» **What is being asked**
Return the entries below verbatim. Pictures stay out.

---------- Records shown

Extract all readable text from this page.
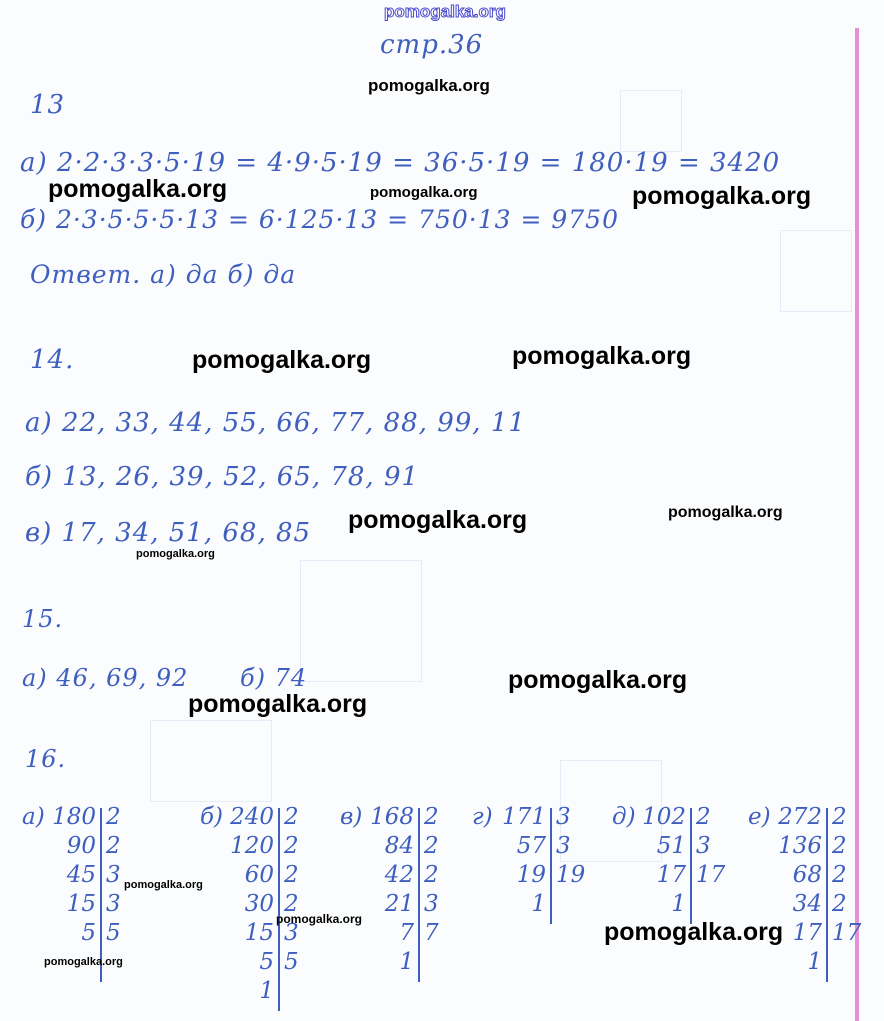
pomogalka.org
стр.36
13
а) 2·2·3·3·5·19 = 4·9·5·19 = 36·5·19 = 180·19 = 3420
б) 2·3·5·5·5·13 = 6·125·13 = 750·13 = 9750
Ответ. а) да б) да
14.
а) 22, 33, 44, 55, 66, 77, 88, 99, 11
б) 13, 26, 39, 52, 65, 78, 91
в) 17, 34, 51, 68, 85
15.
а) 46, 69, 92 б) 74
16.
а) 180 2
90 2
45 3
15 3
5 5
б) 240 2
120 2
60 2
30 2
15 3
5 5
1
в) 168 2
84 2
42 2
21 3
7 7
1
г) 171 3
57 3
19 19
1
д) 102 2
51 3
17 17
1
е) 272 2
136 2
68 2
34 2
17 17
1
pomogalka.org
pomogalka.org	pomogalka.org	pomogalka.org
pomogalka.org	pomogalka.org
pomogalka.org	pomogalka.org
pomogalka.org
pomogalka.org
pomogalka.org
pomogalka.org
pomogalka.org	pomogalka.org
pomogalka.org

--------------------

» **Solution to this task**
Extract all readable text from this page.
pomogalka.org
стр.36
13
а) 2·2·3·3·5·19 = 4·9·5·19 = 36·5·19 = 180·19 = 3420
б) 2·3·5·5·5·13 = 6·125·13 = 750·13 = 9750
Ответ. а) да б) да
14.
а) 22, 33, 44, 55, 66, 77, 88, 99, 11
б) 13, 26, 39, 52, 65, 78, 91
в) 17, 34, 51, 68, 85
15.
а) 46, 69, 92 б) 74
16.
а) 180 2
90 2
45 3
15 3
5 5
б) 240 2
120 2
60 2
30 2
15 3
5 5
1
в) 168 2
84 2
42 2
21 3
7 7
1
г) 171 3
57 3
19 19
1
д) 102 2
51 3
17 17
1
е) 272 2
136 2
68 2
34 2
17 17
1
pomogalka.org
pomogalka.org	pomogalka.org	pomogalka.org
pomogalka.org	pomogalka.org
pomogalka.org	pomogalka.org
pomogalka.org
pomogalka.org
pomogalka.org
pomogalka.org
pomogalka.org	pomogalka.org
pomogalka.org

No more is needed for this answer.